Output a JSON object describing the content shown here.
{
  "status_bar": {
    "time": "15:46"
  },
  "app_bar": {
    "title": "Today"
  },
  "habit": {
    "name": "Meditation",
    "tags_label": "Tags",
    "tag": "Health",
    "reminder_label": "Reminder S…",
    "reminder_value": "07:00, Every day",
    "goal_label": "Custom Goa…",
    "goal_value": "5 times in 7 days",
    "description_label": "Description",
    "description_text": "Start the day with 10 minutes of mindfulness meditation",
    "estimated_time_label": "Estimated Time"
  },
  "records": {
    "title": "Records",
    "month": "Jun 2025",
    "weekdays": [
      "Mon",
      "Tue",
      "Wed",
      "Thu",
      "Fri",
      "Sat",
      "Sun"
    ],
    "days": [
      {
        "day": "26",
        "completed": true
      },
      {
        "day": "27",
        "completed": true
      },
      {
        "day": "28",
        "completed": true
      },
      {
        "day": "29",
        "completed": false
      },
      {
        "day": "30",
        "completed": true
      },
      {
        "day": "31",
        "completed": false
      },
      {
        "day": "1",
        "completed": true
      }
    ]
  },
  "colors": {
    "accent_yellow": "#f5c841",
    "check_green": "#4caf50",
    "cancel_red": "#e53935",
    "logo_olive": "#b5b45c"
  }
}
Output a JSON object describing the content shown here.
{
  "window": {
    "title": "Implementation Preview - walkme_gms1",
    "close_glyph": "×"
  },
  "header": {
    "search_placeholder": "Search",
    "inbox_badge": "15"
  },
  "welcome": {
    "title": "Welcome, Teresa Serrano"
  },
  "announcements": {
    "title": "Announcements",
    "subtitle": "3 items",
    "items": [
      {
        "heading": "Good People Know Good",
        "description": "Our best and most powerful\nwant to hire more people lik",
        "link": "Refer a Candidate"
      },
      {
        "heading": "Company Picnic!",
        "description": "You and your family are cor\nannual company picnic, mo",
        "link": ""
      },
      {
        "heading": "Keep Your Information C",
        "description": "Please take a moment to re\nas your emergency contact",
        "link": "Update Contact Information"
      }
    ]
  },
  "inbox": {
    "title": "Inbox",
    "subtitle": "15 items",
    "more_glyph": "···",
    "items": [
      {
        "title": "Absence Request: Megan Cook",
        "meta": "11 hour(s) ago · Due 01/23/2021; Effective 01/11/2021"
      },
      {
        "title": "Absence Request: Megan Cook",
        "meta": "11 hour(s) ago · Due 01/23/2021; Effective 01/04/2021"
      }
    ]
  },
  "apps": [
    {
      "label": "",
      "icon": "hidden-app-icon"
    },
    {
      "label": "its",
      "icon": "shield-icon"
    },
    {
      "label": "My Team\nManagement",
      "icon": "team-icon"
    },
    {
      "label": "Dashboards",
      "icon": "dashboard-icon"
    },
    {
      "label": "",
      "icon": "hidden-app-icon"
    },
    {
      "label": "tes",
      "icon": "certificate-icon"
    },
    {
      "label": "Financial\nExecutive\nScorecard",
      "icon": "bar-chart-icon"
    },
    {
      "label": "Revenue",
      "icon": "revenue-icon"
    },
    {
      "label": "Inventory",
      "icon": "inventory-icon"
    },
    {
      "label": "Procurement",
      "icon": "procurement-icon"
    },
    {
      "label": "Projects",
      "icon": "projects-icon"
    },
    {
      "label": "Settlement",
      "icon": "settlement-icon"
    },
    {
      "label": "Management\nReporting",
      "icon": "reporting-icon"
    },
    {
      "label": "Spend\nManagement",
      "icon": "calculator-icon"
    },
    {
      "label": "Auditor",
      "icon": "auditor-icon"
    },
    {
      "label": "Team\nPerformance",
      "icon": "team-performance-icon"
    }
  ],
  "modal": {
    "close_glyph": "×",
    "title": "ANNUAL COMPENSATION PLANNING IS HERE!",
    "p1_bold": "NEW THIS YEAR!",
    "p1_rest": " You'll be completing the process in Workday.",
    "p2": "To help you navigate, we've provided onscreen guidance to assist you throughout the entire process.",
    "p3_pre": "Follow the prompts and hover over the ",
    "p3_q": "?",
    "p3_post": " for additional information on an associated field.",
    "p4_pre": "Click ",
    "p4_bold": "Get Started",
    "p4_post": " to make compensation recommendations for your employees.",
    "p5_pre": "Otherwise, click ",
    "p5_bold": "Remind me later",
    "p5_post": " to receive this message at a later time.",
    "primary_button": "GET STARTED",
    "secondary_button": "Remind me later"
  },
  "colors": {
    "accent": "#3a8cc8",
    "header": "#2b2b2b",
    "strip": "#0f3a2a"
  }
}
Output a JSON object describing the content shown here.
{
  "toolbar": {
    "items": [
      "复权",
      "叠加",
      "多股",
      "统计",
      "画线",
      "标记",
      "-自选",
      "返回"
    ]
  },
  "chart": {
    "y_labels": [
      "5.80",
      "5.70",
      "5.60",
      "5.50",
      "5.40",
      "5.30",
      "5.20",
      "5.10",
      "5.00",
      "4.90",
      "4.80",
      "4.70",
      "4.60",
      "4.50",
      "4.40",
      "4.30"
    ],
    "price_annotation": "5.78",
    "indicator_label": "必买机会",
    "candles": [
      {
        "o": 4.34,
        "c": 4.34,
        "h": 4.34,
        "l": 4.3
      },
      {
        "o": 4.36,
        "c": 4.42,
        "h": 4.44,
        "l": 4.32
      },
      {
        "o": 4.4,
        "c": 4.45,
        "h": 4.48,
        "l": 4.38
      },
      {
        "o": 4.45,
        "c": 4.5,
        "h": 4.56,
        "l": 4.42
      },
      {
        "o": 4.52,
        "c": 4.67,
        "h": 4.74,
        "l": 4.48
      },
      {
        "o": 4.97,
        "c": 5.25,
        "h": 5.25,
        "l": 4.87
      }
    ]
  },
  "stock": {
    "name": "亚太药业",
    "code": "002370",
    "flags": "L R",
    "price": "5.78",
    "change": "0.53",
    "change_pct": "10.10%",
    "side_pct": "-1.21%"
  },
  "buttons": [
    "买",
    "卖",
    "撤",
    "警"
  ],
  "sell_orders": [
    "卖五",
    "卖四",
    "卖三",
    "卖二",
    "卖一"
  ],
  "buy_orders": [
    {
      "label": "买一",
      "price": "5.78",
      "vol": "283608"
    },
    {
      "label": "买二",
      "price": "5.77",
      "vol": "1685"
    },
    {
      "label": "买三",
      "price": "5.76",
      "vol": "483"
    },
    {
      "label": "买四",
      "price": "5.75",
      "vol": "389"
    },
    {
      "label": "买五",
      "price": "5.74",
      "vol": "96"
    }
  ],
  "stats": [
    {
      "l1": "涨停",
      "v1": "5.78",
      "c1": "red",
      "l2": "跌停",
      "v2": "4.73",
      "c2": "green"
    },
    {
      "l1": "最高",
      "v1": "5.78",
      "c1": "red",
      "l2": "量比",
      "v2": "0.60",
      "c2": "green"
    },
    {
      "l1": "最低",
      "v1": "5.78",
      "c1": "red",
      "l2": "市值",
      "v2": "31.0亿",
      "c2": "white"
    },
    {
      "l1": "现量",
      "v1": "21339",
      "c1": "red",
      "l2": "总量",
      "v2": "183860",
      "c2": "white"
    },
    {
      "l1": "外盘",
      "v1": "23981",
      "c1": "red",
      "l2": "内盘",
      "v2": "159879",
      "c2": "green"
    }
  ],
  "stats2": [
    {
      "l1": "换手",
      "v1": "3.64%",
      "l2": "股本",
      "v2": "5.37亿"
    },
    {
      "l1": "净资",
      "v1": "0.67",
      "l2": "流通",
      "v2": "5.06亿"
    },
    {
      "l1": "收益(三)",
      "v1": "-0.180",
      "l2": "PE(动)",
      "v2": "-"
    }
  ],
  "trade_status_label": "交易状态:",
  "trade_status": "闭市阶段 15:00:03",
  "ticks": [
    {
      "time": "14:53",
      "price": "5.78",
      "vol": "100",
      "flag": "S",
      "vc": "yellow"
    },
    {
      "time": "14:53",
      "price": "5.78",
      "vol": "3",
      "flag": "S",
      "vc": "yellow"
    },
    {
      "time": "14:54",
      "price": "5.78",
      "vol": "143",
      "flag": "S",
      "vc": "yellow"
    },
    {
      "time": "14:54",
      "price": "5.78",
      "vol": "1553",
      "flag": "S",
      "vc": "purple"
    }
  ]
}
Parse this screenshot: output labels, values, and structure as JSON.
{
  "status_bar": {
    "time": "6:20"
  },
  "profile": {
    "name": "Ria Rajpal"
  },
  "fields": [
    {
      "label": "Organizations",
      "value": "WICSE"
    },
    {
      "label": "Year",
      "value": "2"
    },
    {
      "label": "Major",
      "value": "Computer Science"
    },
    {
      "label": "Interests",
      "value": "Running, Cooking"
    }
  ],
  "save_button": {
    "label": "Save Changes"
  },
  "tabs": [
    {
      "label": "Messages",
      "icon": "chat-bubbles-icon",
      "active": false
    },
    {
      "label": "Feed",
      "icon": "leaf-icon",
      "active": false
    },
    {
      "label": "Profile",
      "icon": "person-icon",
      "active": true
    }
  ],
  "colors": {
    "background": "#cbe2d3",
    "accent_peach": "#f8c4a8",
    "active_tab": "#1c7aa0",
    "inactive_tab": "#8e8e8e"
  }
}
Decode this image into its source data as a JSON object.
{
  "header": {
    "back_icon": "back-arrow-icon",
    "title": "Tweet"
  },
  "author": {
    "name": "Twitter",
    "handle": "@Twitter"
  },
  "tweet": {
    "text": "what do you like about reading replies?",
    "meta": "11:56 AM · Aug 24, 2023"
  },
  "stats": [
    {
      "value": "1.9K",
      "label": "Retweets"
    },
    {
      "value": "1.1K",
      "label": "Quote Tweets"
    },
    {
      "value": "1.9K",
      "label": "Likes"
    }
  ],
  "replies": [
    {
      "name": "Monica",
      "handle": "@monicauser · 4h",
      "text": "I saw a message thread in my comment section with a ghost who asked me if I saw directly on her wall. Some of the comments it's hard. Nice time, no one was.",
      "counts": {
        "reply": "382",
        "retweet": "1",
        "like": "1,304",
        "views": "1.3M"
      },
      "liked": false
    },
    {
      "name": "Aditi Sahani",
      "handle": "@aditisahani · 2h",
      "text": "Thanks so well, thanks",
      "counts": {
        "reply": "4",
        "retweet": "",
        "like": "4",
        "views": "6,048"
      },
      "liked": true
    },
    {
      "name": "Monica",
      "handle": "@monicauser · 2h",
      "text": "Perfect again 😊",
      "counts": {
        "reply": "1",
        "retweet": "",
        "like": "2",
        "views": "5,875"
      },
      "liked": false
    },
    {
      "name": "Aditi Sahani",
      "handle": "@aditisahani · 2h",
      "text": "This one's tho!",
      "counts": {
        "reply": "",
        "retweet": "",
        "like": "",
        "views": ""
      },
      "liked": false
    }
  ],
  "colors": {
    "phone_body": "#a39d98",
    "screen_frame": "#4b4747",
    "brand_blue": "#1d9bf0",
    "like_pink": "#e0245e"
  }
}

....

Exercise description> From the records above, pick out and copy each line holding the word "with".

Full answer>
    "description_text": "Start the day with 10 minutes of mindfulness meditation",
      "text": "I saw a message thread in my comment section with a ghost who asked me if I saw directly on her wall. Some of the comments it's hard. Nice time, no one was.",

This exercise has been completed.